Challenge:
Below are entries; tally how many lines hold the string "nous" and answer with only that figure.

>>>>>

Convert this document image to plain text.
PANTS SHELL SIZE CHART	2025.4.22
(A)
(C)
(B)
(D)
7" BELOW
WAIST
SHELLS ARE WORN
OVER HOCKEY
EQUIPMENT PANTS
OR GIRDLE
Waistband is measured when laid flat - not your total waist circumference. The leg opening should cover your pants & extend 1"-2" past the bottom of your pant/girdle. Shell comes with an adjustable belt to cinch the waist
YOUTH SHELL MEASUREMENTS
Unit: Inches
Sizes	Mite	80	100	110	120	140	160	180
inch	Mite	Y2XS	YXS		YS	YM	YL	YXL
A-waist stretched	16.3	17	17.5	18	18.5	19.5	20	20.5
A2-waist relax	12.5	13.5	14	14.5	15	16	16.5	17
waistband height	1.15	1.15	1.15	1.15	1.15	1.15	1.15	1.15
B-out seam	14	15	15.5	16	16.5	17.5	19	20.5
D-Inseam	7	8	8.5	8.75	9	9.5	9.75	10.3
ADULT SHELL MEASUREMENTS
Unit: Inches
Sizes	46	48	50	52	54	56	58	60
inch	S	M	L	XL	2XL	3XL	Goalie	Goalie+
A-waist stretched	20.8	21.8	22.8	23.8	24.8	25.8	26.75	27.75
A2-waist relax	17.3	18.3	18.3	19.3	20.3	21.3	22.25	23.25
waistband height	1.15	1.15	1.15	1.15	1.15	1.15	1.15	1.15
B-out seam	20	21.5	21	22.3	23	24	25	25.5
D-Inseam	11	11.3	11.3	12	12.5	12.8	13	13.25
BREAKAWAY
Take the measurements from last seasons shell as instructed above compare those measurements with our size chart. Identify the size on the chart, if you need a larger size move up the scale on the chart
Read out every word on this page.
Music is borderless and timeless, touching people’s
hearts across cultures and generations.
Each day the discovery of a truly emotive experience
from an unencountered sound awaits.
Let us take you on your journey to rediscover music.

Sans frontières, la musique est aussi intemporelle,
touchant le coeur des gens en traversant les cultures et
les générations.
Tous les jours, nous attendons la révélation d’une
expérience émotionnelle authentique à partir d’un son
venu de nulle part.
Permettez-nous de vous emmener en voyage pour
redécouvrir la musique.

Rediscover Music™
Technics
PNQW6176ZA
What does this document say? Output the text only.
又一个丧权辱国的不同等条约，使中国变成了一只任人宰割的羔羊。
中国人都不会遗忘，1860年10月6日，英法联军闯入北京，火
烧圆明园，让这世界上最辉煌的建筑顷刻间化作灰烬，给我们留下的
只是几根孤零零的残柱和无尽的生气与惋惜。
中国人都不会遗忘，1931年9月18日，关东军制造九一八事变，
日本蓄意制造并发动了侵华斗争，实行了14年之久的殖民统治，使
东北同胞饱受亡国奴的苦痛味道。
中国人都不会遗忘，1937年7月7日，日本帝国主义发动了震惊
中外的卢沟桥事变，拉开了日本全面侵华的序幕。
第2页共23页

<<<<<

Final result:
2